▶ [Exercise brief]: Write out every single entry exactly.

## begin Available records

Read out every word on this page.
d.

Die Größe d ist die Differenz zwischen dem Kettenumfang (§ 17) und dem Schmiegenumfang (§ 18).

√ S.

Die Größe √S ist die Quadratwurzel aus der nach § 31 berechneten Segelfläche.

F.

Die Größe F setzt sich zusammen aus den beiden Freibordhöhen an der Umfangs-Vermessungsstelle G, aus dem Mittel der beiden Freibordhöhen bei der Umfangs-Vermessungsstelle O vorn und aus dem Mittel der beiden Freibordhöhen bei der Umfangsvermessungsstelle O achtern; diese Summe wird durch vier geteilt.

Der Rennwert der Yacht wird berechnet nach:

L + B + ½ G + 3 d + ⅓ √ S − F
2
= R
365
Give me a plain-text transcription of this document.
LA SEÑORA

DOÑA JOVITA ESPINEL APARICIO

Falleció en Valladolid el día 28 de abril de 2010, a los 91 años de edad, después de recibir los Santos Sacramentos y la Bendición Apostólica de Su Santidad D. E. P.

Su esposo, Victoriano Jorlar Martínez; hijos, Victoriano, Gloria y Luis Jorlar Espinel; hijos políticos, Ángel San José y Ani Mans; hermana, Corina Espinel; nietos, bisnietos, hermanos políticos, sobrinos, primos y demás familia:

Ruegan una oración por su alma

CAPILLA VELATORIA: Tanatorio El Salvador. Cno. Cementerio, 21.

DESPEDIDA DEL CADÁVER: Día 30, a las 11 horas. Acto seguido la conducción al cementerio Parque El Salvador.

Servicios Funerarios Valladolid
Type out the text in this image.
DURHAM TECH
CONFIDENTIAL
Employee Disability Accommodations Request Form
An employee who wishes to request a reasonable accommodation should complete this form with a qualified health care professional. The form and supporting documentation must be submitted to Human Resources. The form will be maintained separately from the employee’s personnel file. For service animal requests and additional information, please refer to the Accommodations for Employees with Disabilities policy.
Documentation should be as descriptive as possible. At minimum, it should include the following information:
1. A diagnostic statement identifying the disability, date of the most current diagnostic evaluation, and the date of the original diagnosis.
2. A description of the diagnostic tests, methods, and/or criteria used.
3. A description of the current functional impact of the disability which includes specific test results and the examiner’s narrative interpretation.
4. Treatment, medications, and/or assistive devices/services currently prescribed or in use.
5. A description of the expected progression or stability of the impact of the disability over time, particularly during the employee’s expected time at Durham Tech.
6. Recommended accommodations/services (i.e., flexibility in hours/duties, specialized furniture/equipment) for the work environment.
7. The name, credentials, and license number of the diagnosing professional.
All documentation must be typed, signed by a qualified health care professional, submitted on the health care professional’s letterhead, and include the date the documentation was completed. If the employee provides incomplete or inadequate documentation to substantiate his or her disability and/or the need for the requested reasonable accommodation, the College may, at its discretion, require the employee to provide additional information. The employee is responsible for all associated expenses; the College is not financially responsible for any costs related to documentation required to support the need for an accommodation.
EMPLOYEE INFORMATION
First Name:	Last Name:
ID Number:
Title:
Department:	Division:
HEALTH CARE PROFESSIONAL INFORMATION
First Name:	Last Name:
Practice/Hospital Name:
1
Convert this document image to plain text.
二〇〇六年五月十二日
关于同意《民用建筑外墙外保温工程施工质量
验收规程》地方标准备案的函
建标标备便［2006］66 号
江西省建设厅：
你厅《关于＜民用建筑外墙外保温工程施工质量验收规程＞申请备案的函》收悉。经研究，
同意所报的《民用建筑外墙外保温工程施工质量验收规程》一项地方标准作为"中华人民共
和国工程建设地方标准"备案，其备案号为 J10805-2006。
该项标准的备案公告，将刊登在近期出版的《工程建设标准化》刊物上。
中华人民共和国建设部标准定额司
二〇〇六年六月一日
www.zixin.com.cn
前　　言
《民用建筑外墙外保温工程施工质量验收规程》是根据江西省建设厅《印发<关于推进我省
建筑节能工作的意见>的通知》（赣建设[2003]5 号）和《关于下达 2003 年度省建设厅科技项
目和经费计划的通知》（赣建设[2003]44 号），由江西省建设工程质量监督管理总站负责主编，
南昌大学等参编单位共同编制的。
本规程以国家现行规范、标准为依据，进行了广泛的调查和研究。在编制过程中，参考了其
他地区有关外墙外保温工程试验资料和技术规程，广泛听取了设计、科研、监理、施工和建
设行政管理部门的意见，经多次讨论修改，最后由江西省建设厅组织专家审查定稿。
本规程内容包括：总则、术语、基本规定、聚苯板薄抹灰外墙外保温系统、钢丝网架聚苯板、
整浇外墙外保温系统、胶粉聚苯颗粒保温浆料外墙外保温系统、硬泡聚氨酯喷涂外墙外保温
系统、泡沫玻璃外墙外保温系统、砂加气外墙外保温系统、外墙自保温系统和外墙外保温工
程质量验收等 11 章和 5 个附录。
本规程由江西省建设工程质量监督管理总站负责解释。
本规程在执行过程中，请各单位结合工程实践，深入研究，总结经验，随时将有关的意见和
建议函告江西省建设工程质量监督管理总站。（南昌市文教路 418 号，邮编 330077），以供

## end Available records

▶ [Answer to this problem]:
Read out every word on this page.
d.

Die Größe d ist die Differenz zwischen dem Kettenumfang (§ 17) und dem Schmiegenumfang (§ 18).

√ S.

Die Größe √S ist die Quadratwurzel aus der nach § 31 berechneten Segelfläche.

F.

Die Größe F setzt sich zusammen aus den beiden Freibordhöhen an der Umfangs-Vermessungsstelle G, aus dem Mittel der beiden Freibordhöhen bei der Umfangs-Vermessungsstelle O vorn und aus dem Mittel der beiden Freibordhöhen bei der Umfangsvermessungsstelle O achtern; diese Summe wird durch vier geteilt.

Der Rennwert der Yacht wird berechnet nach:

L + B + ½ G + 3 d + ⅓ √ S − F
2
= R
365
Give me a plain-text transcription of this document.
LA SEÑORA

DOÑA JOVITA ESPINEL APARICIO

Falleció en Valladolid el día 28 de abril de 2010, a los 91 años de edad, después de recibir los Santos Sacramentos y la Bendición Apostólica de Su Santidad D. E. P.

Su esposo, Victoriano Jorlar Martínez; hijos, Victoriano, Gloria y Luis Jorlar Espinel; hijos políticos, Ángel San José y Ani Mans; hermana, Corina Espinel; nietos, bisnietos, hermanos políticos, sobrinos, primos y demás familia:

Ruegan una oración por su alma

CAPILLA VELATORIA: Tanatorio El Salvador. Cno. Cementerio, 21.

DESPEDIDA DEL CADÁVER: Día 30, a las 11 horas. Acto seguido la conducción al cementerio Parque El Salvador.

Servicios Funerarios Valladolid
Type out the text in this image.
DURHAM TECH
CONFIDENTIAL
Employee Disability Accommodations Request Form
An employee who wishes to request a reasonable accommodation should complete this form with a qualified health care professional. The form and supporting documentation must be submitted to Human Resources. The form will be maintained separately from the employee’s personnel file. For service animal requests and additional information, please refer to the Accommodations for Employees with Disabilities policy.
Documentation should be as descriptive as possible. At minimum, it should include the following information:
1. A diagnostic statement identifying the disability, date of the most current diagnostic evaluation, and the date of the original diagnosis.
2. A description of the diagnostic tests, methods, and/or criteria used.
3. A description of the current functional impact of the disability which includes specific test results and the examiner’s narrative interpretation.
4. Treatment, medications, and/or assistive devices/services currently prescribed or in use.
5. A description of the expected progression or stability of the impact of the disability over time, particularly during the employee’s expected time at Durham Tech.
6. Recommended accommodations/services (i.e., flexibility in hours/duties, specialized furniture/equipment) for the work environment.
7. The name, credentials, and license number of the diagnosing professional.
All documentation must be typed, signed by a qualified health care professional, submitted on the health care professional’s letterhead, and include the date the documentation was completed. If the employee provides incomplete or inadequate documentation to substantiate his or her disability and/or the need for the requested reasonable accommodation, the College may, at its discretion, require the employee to provide additional information. The employee is responsible for all associated expenses; the College is not financially responsible for any costs related to documentation required to support the need for an accommodation.
EMPLOYEE INFORMATION
First Name:	Last Name:
ID Number:
Title:
Department:	Division:
HEALTH CARE PROFESSIONAL INFORMATION
First Name:	Last Name:
Practice/Hospital Name:
1
Convert this document image to plain text.
二〇〇六年五月十二日
关于同意《民用建筑外墙外保温工程施工质量
验收规程》地方标准备案的函
建标标备便［2006］66 号
江西省建设厅：
你厅《关于＜民用建筑外墙外保温工程施工质量验收规程＞申请备案的函》收悉。经研究，
同意所报的《民用建筑外墙外保温工程施工质量验收规程》一项地方标准作为"中华人民共
和国工程建设地方标准"备案，其备案号为 J10805-2006。
该项标准的备案公告，将刊登在近期出版的《工程建设标准化》刊物上。
中华人民共和国建设部标准定额司
二〇〇六年六月一日
www.zixin.com.cn
前　　言
《民用建筑外墙外保温工程施工质量验收规程》是根据江西省建设厅《印发<关于推进我省
建筑节能工作的意见>的通知》（赣建设[2003]5 号）和《关于下达 2003 年度省建设厅科技项
目和经费计划的通知》（赣建设[2003]44 号），由江西省建设工程质量监督管理总站负责主编，
南昌大学等参编单位共同编制的。
本规程以国家现行规范、标准为依据，进行了广泛的调查和研究。在编制过程中，参考了其
他地区有关外墙外保温工程试验资料和技术规程，广泛听取了设计、科研、监理、施工和建
设行政管理部门的意见，经多次讨论修改，最后由江西省建设厅组织专家审查定稿。
本规程内容包括：总则、术语、基本规定、聚苯板薄抹灰外墙外保温系统、钢丝网架聚苯板、
整浇外墙外保温系统、胶粉聚苯颗粒保温浆料外墙外保温系统、硬泡聚氨酯喷涂外墙外保温
系统、泡沫玻璃外墙外保温系统、砂加气外墙外保温系统、外墙自保温系统和外墙外保温工
程质量验收等 11 章和 5 个附录。
本规程由江西省建设工程质量监督管理总站负责解释。
本规程在执行过程中，请各单位结合工程实践，深入研究，总结经验，随时将有关的意见和
建议函告江西省建设工程质量监督管理总站。（南昌市文教路 418 号，邮编 330077），以供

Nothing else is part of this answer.